** START TASK MATERIAL **

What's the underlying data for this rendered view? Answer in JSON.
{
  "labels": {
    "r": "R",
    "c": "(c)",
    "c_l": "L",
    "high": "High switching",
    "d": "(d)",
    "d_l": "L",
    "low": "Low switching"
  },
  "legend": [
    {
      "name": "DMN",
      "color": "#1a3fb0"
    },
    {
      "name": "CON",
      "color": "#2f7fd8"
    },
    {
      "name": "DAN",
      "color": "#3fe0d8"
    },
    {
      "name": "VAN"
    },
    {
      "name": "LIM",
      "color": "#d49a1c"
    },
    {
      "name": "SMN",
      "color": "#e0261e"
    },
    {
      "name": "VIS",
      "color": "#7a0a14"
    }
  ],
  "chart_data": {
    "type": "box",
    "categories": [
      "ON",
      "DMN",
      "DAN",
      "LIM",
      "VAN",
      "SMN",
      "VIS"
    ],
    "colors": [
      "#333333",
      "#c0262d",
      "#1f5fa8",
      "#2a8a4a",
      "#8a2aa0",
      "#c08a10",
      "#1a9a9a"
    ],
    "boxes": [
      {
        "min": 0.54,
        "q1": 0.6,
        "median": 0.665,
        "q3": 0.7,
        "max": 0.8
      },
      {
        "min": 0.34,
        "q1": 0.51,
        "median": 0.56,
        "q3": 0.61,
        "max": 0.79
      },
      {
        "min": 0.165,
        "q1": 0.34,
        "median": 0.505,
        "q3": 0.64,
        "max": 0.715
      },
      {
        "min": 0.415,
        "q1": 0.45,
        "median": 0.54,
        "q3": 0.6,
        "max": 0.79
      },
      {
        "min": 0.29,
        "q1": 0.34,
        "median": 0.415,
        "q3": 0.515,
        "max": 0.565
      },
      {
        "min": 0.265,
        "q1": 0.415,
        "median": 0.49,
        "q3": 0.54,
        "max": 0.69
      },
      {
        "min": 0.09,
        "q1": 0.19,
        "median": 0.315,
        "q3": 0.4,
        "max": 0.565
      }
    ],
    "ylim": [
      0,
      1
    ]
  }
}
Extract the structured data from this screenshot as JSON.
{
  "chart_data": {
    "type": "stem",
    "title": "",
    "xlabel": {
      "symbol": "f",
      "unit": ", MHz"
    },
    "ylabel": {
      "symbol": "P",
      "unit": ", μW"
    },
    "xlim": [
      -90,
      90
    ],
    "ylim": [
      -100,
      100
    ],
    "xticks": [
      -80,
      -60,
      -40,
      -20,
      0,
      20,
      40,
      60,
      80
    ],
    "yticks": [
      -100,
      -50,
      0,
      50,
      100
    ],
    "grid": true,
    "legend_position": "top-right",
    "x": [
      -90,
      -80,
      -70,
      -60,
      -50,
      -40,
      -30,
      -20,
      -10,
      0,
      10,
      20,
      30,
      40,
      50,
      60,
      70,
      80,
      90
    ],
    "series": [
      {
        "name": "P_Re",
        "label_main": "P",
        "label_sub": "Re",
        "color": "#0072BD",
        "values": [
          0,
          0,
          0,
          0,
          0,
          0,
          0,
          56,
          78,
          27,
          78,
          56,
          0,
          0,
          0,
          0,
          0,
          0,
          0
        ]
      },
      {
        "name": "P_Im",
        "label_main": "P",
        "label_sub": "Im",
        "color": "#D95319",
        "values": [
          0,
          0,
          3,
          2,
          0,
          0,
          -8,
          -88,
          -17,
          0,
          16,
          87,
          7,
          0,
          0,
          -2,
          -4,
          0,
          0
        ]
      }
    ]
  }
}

** END TASK MATERIAL **

» **PROBLEM DETAILS**
Every line of the data above should be reproduced word for word.

» **ANSWER BELOW**
What's the underlying data for this rendered view? Answer in JSON.
{
  "labels": {
    "r": "R",
    "c": "(c)",
    "c_l": "L",
    "high": "High switching",
    "d": "(d)",
    "d_l": "L",
    "low": "Low switching"
  },
  "legend": [
    {
      "name": "DMN",
      "color": "#1a3fb0"
    },
    {
      "name": "CON",
      "color": "#2f7fd8"
    },
    {
      "name": "DAN",
      "color": "#3fe0d8"
    },
    {
      "name": "VAN"
    },
    {
      "name": "LIM",
      "color": "#d49a1c"
    },
    {
      "name": "SMN",
      "color": "#e0261e"
    },
    {
      "name": "VIS",
      "color": "#7a0a14"
    }
  ],
  "chart_data": {
    "type": "box",
    "categories": [
      "ON",
      "DMN",
      "DAN",
      "LIM",
      "VAN",
      "SMN",
      "VIS"
    ],
    "colors": [
      "#333333",
      "#c0262d",
      "#1f5fa8",
      "#2a8a4a",
      "#8a2aa0",
      "#c08a10",
      "#1a9a9a"
    ],
    "boxes": [
      {
        "min": 0.54,
        "q1": 0.6,
        "median": 0.665,
        "q3": 0.7,
        "max": 0.8
      },
      {
        "min": 0.34,
        "q1": 0.51,
        "median": 0.56,
        "q3": 0.61,
        "max": 0.79
      },
      {
        "min": 0.165,
        "q1": 0.34,
        "median": 0.505,
        "q3": 0.64,
        "max": 0.715
      },
      {
        "min": 0.415,
        "q1": 0.45,
        "median": 0.54,
        "q3": 0.6,
        "max": 0.79
      },
      {
        "min": 0.29,
        "q1": 0.34,
        "median": 0.415,
        "q3": 0.515,
        "max": 0.565
      },
      {
        "min": 0.265,
        "q1": 0.415,
        "median": 0.49,
        "q3": 0.54,
        "max": 0.69
      },
      {
        "min": 0.09,
        "q1": 0.19,
        "median": 0.315,
        "q3": 0.4,
        "max": 0.565
      }
    ],
    "ylim": [
      0,
      1
    ]
  }
}
Extract the structured data from this screenshot as JSON.
{
  "chart_data": {
    "type": "stem",
    "title": "",
    "xlabel": {
      "symbol": "f",
      "unit": ", MHz"
    },
    "ylabel": {
      "symbol": "P",
      "unit": ", μW"
    },
    "xlim": [
      -90,
      90
    ],
    "ylim": [
      -100,
      100
    ],
    "xticks": [
      -80,
      -60,
      -40,
      -20,
      0,
      20,
      40,
      60,
      80
    ],
    "yticks": [
      -100,
      -50,
      0,
      50,
      100
    ],
    "grid": true,
    "legend_position": "top-right",
    "x": [
      -90,
      -80,
      -70,
      -60,
      -50,
      -40,
      -30,
      -20,
      -10,
      0,
      10,
      20,
      30,
      40,
      50,
      60,
      70,
      80,
      90
    ],
    "series": [
      {
        "name": "P_Re",
        "label_main": "P",
        "label_sub": "Re",
        "color": "#0072BD",
        "values": [
          0,
          0,
          0,
          0,
          0,
          0,
          0,
          56,
          78,
          27,
          78,
          56,
          0,
          0,
          0,
          0,
          0,
          0,
          0
        ]
      },
      {
        "name": "P_Im",
        "label_main": "P",
        "label_sub": "Im",
        "color": "#D95319",
        "values": [
          0,
          0,
          3,
          2,
          0,
          0,
          -8,
          -88,
          -17,
          0,
          16,
          87,
          7,
          0,
          0,
          -2,
          -4,
          0,
          0
        ]
      }
    ]
  }
}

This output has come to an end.